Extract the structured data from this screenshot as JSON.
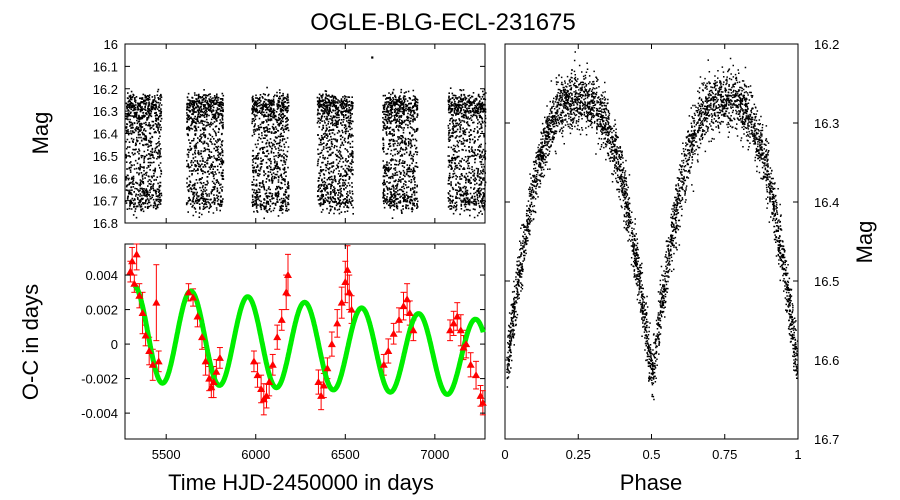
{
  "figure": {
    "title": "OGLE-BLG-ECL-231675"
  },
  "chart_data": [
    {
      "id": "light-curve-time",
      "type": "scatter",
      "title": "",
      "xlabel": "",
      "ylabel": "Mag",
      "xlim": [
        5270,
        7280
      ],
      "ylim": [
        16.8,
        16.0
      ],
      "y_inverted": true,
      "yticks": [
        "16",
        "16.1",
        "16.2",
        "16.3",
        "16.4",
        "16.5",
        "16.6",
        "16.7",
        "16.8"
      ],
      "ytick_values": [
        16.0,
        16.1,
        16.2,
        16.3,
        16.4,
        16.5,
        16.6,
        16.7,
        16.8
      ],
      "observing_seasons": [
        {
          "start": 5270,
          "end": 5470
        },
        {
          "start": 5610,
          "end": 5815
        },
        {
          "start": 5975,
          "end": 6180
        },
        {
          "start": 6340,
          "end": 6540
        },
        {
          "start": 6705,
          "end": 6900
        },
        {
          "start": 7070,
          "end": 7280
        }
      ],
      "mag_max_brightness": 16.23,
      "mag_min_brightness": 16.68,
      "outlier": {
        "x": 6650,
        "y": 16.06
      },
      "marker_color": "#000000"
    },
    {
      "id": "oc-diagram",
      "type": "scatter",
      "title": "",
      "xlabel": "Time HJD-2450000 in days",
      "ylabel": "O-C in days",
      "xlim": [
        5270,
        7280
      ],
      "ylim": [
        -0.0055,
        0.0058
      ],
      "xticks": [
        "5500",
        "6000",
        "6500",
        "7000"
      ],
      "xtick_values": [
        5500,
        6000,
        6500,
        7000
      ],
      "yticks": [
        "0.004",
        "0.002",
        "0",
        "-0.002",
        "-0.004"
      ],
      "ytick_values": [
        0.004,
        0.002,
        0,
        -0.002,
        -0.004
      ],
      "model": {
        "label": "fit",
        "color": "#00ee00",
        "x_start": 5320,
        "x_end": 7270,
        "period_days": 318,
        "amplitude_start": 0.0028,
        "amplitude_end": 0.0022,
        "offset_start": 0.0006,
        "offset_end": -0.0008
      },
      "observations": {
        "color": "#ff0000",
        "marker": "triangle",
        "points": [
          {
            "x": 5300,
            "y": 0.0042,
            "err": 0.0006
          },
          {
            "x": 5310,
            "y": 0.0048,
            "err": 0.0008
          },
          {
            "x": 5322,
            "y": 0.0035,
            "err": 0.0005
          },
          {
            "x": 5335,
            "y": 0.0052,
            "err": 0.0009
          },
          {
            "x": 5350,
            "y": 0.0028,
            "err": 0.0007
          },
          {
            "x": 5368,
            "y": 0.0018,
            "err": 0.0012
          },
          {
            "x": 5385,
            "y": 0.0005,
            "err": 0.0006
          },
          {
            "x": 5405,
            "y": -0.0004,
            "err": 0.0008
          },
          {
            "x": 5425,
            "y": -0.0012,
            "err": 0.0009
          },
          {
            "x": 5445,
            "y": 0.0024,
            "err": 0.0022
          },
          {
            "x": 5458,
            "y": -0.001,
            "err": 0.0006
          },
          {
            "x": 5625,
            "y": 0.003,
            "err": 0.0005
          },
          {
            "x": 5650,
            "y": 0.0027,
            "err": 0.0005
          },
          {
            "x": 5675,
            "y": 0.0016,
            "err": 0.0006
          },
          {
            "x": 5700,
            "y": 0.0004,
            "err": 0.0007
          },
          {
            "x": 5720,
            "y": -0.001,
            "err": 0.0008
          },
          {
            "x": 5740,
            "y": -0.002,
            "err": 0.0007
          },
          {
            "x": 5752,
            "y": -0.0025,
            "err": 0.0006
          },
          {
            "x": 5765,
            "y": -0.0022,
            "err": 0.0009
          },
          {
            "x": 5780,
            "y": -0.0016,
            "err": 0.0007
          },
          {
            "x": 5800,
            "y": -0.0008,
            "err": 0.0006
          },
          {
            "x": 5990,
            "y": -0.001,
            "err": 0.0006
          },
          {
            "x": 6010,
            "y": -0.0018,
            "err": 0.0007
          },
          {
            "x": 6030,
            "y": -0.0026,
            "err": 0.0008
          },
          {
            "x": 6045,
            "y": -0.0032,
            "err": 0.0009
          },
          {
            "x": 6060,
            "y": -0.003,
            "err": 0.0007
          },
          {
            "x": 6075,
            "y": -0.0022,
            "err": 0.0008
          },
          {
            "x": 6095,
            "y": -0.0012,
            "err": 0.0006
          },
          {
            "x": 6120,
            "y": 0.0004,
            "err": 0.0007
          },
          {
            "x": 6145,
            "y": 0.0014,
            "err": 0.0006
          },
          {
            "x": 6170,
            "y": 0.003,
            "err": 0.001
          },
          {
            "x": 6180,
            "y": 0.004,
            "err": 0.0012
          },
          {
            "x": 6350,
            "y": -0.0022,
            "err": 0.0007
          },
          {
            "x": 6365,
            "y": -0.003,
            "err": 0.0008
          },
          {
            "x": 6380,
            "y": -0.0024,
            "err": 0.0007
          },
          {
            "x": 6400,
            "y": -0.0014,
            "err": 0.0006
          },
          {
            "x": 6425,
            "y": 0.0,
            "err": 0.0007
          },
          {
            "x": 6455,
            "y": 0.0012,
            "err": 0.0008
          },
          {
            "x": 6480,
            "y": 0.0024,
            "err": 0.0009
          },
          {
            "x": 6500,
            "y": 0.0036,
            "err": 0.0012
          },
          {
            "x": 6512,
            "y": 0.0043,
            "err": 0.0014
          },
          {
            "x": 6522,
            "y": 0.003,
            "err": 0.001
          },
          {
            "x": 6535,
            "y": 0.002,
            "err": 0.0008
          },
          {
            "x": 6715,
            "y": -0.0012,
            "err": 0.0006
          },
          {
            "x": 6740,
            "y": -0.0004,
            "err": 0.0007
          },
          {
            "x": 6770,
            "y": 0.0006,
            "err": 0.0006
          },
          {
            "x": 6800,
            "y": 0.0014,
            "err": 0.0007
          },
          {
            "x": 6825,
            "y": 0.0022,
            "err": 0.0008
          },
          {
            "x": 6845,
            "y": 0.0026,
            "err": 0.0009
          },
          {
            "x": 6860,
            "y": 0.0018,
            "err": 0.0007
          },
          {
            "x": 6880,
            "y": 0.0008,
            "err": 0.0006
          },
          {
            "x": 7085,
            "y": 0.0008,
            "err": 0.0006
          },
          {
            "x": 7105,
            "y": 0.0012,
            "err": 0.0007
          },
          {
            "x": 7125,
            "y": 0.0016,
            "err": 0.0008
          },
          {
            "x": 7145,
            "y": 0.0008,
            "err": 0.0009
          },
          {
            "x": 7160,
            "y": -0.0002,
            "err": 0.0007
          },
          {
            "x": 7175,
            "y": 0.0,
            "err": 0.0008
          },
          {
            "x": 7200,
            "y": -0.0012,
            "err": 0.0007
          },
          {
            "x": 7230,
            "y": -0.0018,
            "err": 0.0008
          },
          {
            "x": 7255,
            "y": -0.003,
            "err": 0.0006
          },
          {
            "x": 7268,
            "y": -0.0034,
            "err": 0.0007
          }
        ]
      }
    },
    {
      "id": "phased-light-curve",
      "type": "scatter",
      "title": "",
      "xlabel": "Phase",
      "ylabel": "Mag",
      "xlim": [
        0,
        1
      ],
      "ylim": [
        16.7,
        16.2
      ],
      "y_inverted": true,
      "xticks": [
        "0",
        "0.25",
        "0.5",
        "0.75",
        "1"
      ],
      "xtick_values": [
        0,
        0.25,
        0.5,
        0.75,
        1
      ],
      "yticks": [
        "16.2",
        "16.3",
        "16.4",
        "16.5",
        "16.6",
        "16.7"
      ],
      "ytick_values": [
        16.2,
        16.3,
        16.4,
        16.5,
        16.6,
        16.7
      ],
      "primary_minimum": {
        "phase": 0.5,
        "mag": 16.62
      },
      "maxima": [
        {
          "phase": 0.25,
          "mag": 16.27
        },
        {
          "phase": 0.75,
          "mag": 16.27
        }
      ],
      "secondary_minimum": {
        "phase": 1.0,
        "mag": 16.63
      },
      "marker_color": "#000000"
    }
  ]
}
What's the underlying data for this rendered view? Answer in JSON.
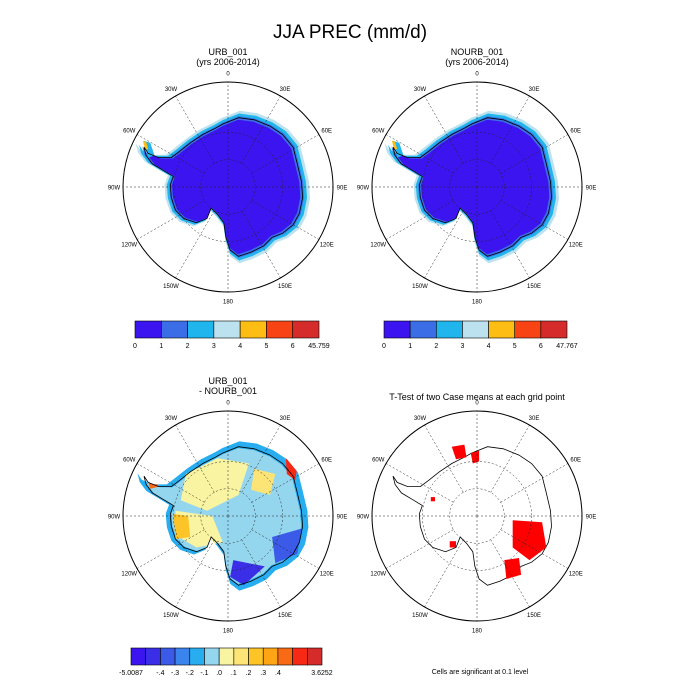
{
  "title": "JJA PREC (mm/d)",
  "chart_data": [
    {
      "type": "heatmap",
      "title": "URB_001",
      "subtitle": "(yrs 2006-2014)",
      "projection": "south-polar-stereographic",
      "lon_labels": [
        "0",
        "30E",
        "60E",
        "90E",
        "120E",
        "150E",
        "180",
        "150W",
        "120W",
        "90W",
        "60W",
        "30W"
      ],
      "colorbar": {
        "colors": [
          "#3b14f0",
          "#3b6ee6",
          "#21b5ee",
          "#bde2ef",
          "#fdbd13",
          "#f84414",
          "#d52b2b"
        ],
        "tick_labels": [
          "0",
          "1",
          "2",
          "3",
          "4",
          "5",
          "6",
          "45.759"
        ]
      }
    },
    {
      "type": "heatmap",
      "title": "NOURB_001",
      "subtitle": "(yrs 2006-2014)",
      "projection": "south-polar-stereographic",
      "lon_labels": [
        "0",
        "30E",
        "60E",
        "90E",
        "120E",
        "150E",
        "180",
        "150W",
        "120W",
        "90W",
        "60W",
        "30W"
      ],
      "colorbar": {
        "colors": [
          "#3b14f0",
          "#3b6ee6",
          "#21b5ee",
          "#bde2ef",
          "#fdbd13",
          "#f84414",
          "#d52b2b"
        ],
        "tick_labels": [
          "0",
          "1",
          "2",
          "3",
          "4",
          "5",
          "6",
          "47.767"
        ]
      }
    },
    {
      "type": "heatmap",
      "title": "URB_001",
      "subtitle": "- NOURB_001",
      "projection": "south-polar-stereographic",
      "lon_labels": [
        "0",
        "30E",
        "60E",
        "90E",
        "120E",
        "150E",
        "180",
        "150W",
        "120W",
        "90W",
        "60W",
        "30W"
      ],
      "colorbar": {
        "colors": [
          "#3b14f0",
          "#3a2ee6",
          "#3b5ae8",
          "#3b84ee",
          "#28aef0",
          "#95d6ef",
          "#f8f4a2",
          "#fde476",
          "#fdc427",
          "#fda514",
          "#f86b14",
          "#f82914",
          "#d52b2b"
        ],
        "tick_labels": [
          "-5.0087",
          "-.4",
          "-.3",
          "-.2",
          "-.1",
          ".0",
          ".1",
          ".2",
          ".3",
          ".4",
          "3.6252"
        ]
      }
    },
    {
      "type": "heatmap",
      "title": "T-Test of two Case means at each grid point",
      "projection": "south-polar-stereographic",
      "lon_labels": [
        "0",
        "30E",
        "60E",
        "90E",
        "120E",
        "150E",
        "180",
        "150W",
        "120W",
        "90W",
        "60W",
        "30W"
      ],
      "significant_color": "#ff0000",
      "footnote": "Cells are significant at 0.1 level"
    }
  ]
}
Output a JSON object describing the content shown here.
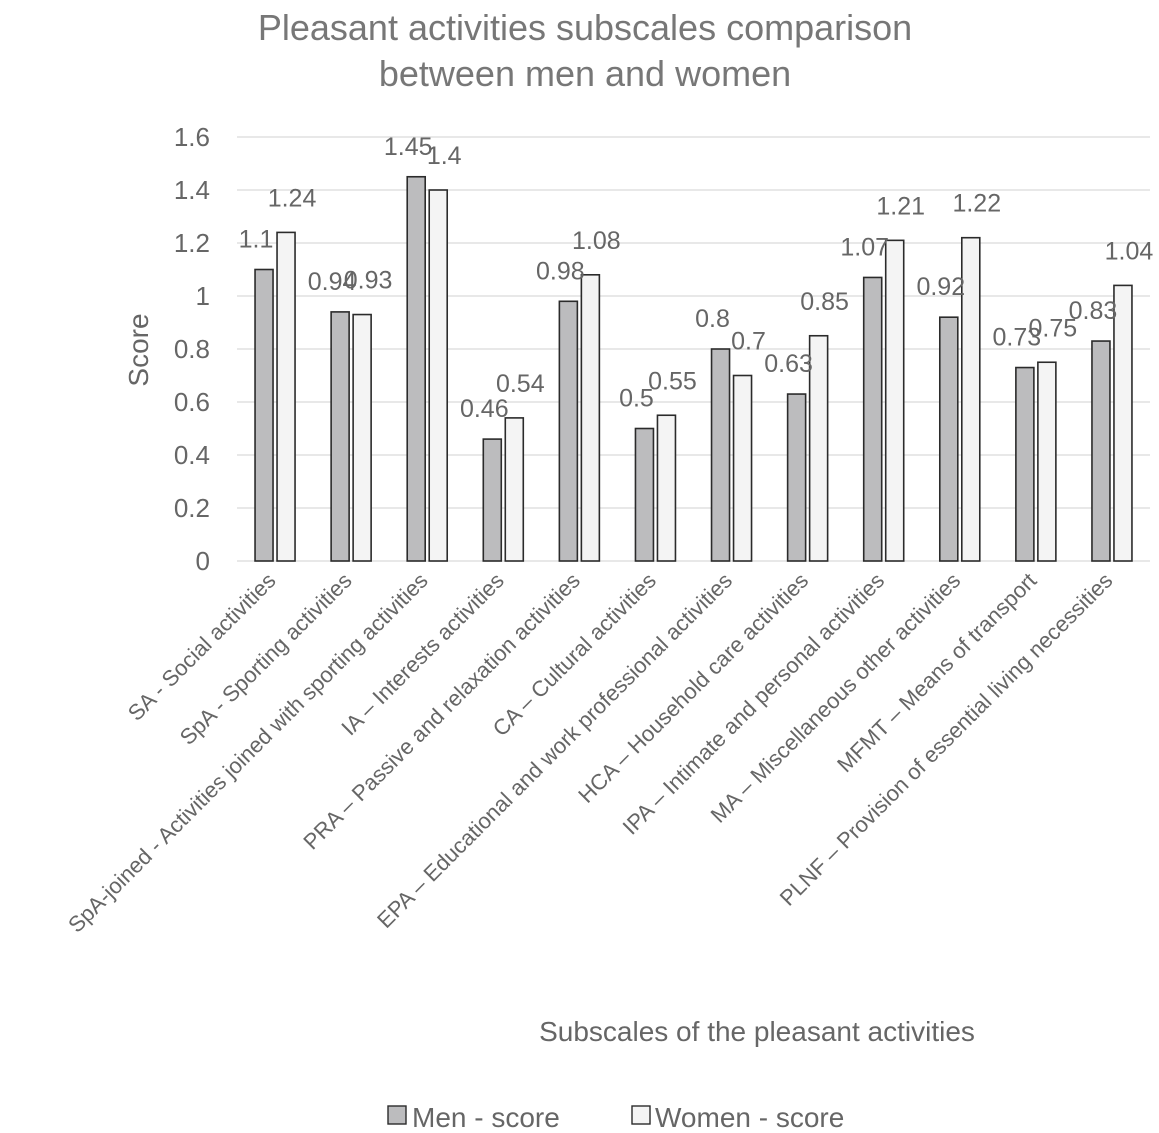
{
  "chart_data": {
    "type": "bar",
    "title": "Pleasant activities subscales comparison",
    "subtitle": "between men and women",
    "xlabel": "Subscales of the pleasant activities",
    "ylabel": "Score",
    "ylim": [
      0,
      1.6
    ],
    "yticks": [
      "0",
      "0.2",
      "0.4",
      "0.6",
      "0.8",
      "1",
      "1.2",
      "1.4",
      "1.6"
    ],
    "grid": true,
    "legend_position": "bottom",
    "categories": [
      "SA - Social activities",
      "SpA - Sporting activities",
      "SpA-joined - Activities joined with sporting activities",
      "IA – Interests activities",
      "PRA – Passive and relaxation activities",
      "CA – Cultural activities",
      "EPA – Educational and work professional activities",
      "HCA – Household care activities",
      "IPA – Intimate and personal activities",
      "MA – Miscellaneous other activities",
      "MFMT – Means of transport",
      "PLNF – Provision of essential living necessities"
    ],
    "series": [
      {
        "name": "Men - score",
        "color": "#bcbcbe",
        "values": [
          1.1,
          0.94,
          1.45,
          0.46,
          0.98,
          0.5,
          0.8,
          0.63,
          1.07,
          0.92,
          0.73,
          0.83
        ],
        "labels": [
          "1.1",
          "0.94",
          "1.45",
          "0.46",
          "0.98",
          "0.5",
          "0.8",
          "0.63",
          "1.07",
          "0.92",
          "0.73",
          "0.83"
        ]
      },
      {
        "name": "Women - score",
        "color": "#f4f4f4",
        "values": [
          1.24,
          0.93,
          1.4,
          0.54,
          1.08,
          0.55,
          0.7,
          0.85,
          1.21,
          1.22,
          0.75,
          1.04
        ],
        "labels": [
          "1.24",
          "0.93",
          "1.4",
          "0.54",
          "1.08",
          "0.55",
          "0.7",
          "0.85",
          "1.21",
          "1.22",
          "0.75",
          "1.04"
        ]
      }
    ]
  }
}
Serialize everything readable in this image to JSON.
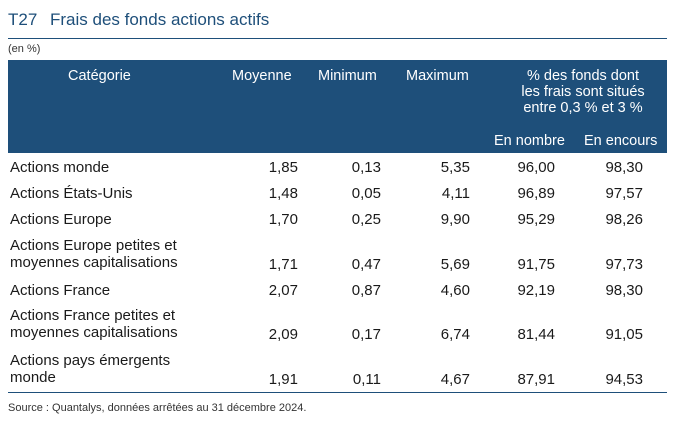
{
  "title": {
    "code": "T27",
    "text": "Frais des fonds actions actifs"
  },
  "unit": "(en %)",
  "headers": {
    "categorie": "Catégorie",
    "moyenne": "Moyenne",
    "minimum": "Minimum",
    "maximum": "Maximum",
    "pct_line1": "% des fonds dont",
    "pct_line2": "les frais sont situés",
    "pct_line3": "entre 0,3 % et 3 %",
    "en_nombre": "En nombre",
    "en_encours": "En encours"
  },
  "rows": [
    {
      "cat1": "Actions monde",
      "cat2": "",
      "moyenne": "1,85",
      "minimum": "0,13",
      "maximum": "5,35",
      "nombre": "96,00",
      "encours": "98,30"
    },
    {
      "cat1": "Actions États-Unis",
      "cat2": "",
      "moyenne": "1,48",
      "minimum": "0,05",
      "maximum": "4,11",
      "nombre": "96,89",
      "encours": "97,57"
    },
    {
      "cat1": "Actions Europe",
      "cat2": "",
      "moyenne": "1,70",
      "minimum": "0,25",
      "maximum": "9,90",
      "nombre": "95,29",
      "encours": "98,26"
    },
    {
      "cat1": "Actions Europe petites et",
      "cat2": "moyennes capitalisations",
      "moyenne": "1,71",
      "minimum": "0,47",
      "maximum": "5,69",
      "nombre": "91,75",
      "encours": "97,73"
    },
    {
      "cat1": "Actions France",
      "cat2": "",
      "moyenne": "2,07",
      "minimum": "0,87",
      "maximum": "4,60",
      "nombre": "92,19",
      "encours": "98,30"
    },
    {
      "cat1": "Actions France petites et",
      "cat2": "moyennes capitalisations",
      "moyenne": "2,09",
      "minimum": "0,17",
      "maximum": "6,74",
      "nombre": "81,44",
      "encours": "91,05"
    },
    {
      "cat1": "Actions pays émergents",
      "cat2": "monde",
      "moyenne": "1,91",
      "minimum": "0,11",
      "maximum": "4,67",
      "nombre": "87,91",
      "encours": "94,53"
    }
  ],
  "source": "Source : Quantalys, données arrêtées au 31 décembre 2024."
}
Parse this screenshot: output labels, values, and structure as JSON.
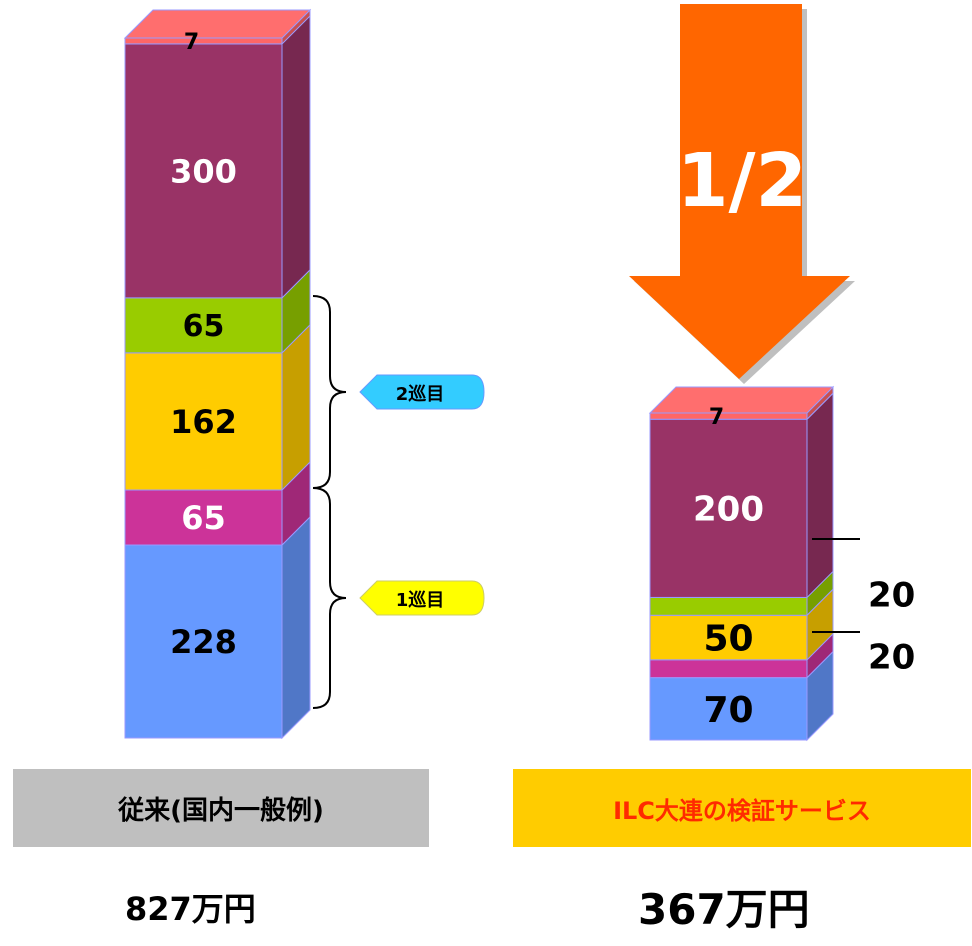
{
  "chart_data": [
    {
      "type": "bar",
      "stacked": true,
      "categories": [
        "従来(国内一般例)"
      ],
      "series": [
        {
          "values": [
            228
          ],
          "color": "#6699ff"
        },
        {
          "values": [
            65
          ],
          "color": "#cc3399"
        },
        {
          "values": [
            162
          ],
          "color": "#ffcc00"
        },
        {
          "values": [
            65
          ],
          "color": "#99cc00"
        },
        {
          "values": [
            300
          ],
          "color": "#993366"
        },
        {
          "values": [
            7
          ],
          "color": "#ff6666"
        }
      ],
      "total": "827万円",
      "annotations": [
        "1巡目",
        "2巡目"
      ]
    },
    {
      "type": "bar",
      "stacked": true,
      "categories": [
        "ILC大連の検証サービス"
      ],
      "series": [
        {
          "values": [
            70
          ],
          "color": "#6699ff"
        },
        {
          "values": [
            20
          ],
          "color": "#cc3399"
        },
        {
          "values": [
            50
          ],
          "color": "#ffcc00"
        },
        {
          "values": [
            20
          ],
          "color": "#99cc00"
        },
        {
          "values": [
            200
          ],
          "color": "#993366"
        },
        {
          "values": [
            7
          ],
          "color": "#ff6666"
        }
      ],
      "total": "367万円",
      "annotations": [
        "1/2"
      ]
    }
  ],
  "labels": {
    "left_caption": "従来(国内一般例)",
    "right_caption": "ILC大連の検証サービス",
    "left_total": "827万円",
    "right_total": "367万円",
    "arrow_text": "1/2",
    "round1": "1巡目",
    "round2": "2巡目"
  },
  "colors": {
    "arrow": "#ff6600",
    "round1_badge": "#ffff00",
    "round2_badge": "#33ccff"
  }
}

-=-=-

• [Exercise task]: Retype the line containing "Parse this screenshot: output" and all lines after it through the end of the material, exactly and only those, leaving out pictures.

• [Final result]:
Parse this screenshot: output labels, values, and structure as JSON.
{
  "chart_data": [
    {
      "type": "bar",
      "stacked": true,
      "categories": [
        "従来(国内一般例)"
      ],
      "series": [
        {
          "values": [
            228
          ],
          "color": "#6699ff"
        },
        {
          "values": [
            65
          ],
          "color": "#cc3399"
        },
        {
          "values": [
            162
          ],
          "color": "#ffcc00"
        },
        {
          "values": [
            65
          ],
          "color": "#99cc00"
        },
        {
          "values": [
            300
          ],
          "color": "#993366"
        },
        {
          "values": [
            7
          ],
          "color": "#ff6666"
        }
      ],
      "total": "827万円",
      "annotations": [
        "1巡目",
        "2巡目"
      ]
    },
    {
      "type": "bar",
      "stacked": true,
      "categories": [
        "ILC大連の検証サービス"
      ],
      "series": [
        {
          "values": [
            70
          ],
          "color": "#6699ff"
        },
        {
          "values": [
            20
          ],
          "color": "#cc3399"
        },
        {
          "values": [
            50
          ],
          "color": "#ffcc00"
        },
        {
          "values": [
            20
          ],
          "color": "#99cc00"
        },
        {
          "values": [
            200
          ],
          "color": "#993366"
        },
        {
          "values": [
            7
          ],
          "color": "#ff6666"
        }
      ],
      "total": "367万円",
      "annotations": [
        "1/2"
      ]
    }
  ],
  "labels": {
    "left_caption": "従来(国内一般例)",
    "right_caption": "ILC大連の検証サービス",
    "left_total": "827万円",
    "right_total": "367万円",
    "arrow_text": "1/2",
    "round1": "1巡目",
    "round2": "2巡目"
  },
  "colors": {
    "arrow": "#ff6600",
    "round1_badge": "#ffff00",
    "round2_badge": "#33ccff"
  }
}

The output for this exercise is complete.